Aujourd’hui ce village de 2.500 Palestiniens est en train d’être dévasté. Le Mur de l’Apartheid menace de transformer Hussein Diab en un réfugié pour la deuxième fois de sa vie.
En 1948, sa famille a été forcée de fuir leur foyer et de devenir des réfugiés, échouant dans le village d’Al Burj situé à la pointe Sud-Ouest du district de Hébron.
Aujourd’hui ce village de 2.500 Palestiniens est en train d’être dévasté par le Mur tandis que les forces d’occupation appliquent son projet global d’expulsion des Palestiniens. Hussein parle ouvertement de la façon avec laquelle le Mur a volé sa terre et cherche à transformer son village en prison.

..............................

(Consigne détaillée):
Rédigez la suite du texte sur le village d'Al Burj et le Mur, en reprenant juste après sa dernière phrase. Les lignes ci-dessous n'interviennent en rien dans ce travail.

(Données fournies):
..............................

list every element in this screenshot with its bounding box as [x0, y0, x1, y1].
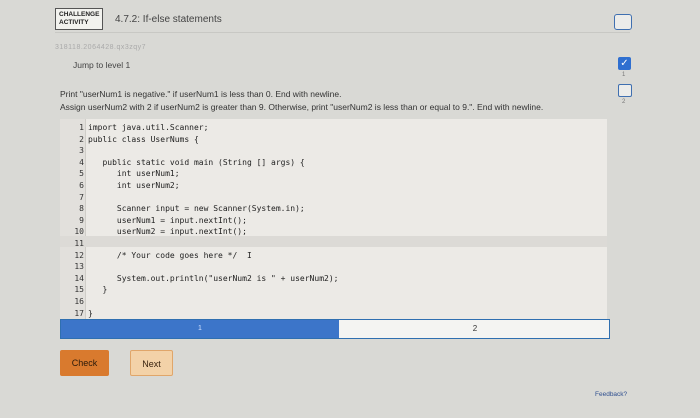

..............................

(Réponse fournie):
Le 5 septembre 2004, les forces d’occupation sont entrées dans le village et ont commencé à détruire et à déraciner la terre pour le tracé du Mur d’Apartheid. Le village s’étend sur 1.000 hectares dont 200 sont en train d’être isolés derrière le Mur et 20 de plus sont totalement détruits. Le Mur dans cette zone est presque terminé et Hussein est l’un des villageois qui a été le plus touché par sa construction.
« Ma femme et moi vivons avec nos six fils et quatre filles » explique-t-il. « J’ai en tout 13 enfants mais les autres se sont mariés et ont déménagé. Le plus jeune a 8 ans, le plus âgé, 30 ans. Notre maison est petite mais nous avions des terres et la vie était bonne. Ils ont maintenant construit ce Mur et bientôt les fils qui la traversent seront électrifiés (il y aura de l’électricité qui traverseront ses fils) -tout cela à juste 100 mètres de notre maison ».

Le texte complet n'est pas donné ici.